WHAT IS ASKED:
Search the listing below for the string "Vedení" and copy every line where it occurs.
#### GIVEN DATA
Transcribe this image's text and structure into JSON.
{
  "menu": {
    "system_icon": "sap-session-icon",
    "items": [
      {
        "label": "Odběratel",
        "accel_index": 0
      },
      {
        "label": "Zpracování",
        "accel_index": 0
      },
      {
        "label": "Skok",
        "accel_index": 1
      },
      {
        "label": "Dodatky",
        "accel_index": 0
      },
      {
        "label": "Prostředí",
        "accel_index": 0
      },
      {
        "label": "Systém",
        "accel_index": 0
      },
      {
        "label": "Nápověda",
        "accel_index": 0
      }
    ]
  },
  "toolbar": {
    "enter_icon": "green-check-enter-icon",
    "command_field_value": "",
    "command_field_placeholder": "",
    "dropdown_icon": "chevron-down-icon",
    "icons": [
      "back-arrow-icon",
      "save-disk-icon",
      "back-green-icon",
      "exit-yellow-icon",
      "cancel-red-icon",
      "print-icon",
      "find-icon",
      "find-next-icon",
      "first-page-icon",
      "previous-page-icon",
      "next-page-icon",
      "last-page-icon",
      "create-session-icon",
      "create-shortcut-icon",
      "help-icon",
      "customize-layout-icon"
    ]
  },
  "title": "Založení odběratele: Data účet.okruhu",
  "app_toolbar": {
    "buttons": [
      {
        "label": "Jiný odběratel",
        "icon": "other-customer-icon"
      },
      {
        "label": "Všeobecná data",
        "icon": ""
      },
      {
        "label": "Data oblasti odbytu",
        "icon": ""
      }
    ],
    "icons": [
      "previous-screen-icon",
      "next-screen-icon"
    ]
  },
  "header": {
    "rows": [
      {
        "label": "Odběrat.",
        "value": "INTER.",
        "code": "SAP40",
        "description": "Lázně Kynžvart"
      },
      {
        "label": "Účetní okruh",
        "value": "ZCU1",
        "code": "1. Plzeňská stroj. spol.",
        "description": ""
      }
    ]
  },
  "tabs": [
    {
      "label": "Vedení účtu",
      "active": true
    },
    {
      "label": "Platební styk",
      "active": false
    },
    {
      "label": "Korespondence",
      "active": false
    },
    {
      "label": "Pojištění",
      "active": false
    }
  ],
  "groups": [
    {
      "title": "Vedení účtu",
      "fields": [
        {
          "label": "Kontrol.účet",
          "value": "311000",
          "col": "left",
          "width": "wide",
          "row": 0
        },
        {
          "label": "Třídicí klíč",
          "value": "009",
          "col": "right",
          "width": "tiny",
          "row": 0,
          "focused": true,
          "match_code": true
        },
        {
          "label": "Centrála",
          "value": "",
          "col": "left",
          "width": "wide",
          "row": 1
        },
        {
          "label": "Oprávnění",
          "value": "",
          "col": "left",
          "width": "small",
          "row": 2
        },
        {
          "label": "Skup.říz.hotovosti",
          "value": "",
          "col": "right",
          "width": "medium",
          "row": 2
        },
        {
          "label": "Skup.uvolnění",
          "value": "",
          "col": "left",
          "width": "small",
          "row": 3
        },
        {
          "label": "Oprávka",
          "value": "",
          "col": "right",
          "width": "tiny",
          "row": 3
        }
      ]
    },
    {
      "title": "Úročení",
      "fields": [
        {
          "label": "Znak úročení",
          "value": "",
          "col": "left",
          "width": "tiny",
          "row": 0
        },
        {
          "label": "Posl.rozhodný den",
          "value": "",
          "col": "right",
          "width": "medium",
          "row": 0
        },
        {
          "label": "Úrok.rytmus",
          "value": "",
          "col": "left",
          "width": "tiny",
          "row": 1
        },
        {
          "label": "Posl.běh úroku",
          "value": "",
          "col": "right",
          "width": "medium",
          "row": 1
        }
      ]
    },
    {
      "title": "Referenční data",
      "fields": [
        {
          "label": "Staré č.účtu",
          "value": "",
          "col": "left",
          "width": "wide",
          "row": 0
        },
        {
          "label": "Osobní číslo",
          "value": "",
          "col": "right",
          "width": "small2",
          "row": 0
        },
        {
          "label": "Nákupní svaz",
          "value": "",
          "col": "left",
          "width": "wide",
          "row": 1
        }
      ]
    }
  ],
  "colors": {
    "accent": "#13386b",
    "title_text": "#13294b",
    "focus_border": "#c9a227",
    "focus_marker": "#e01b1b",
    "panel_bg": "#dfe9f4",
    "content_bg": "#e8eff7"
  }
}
########
#### GIVEN DATA
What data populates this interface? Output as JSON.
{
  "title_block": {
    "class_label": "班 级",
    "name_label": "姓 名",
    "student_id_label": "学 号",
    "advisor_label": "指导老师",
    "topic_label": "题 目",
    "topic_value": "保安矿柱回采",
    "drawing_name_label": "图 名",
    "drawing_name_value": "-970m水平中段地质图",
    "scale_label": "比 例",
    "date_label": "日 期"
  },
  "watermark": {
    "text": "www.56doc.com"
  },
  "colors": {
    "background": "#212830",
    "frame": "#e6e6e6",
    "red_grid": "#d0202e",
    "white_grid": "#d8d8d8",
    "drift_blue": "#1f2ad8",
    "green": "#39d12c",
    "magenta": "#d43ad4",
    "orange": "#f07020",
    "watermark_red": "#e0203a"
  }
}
########
#### GIVEN DATA
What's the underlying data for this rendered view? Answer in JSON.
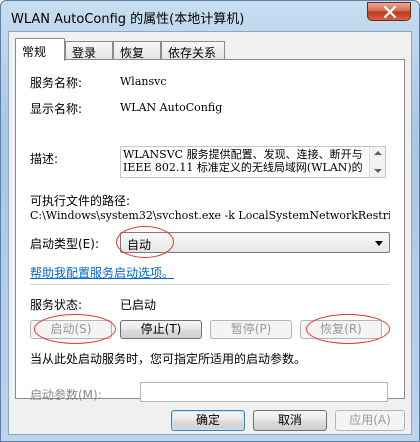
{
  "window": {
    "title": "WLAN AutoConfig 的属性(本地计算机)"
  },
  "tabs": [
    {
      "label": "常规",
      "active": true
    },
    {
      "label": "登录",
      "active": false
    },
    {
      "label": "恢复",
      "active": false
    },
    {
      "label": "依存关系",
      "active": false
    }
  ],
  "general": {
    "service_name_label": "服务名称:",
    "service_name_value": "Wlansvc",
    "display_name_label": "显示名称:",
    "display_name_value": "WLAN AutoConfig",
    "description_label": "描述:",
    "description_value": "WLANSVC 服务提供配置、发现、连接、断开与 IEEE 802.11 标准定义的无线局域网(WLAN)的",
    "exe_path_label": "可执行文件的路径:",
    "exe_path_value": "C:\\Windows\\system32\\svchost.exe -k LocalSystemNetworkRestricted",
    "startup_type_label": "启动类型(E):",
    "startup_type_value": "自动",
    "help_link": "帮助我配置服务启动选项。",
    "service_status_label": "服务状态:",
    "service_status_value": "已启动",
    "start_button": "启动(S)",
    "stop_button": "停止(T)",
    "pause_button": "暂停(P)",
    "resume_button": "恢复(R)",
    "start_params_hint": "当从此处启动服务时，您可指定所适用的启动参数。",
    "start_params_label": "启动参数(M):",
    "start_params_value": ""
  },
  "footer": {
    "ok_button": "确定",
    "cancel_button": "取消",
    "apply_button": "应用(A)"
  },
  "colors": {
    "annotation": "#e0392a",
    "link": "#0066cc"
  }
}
########
WRITTEN SOLUTION:
      "label": "Vedení účtu",
      "title": "Vedení účtu",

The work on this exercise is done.